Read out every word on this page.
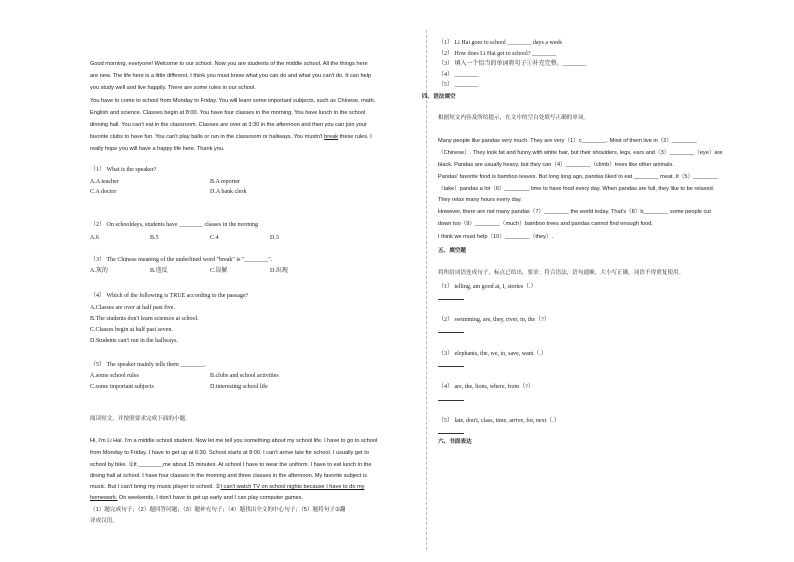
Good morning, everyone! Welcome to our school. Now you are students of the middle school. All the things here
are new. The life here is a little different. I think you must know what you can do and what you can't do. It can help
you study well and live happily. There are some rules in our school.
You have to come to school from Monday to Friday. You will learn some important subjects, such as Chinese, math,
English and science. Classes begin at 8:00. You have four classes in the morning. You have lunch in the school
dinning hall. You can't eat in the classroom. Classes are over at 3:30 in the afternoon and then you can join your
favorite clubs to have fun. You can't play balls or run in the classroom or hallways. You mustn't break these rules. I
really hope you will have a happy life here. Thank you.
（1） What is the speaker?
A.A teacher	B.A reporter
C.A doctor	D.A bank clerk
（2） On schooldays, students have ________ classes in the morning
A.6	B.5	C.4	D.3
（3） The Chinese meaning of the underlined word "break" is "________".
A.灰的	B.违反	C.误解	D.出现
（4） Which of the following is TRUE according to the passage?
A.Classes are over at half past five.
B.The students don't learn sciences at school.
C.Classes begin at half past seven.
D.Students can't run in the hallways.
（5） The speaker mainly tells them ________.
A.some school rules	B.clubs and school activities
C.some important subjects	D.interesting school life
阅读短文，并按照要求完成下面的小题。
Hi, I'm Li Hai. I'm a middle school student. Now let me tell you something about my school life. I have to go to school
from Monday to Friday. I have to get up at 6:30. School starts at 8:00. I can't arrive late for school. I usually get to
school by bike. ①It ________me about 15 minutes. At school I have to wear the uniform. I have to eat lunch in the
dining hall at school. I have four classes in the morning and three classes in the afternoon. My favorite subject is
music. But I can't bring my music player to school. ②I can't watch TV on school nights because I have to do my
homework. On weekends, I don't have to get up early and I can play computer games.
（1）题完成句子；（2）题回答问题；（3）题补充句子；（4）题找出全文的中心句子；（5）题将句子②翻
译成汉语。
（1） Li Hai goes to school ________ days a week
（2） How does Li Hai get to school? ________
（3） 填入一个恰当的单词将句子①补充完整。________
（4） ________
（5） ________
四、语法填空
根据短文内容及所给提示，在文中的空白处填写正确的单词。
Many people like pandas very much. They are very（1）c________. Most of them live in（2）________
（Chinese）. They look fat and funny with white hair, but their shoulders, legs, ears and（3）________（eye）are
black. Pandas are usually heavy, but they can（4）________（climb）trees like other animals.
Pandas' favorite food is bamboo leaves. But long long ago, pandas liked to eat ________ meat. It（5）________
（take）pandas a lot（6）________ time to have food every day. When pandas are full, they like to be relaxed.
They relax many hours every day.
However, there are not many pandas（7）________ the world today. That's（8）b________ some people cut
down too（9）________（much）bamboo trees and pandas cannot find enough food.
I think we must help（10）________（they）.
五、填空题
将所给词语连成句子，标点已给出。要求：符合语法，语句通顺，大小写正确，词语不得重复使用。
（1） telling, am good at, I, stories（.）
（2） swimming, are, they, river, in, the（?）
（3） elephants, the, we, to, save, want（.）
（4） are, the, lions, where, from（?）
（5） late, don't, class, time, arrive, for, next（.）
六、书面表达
• • • •
## EXERCISE GOAL
Find the word "rules" in the entries above and gather every line that holds it.

## EXERCISE RESULT
you study well and live happily. There are some rules in our school.
favorite clubs to have fun. You can't play balls or run in the classroom or hallways. You mustn't break these rules. I
A.some school rules	B.clubs and school activities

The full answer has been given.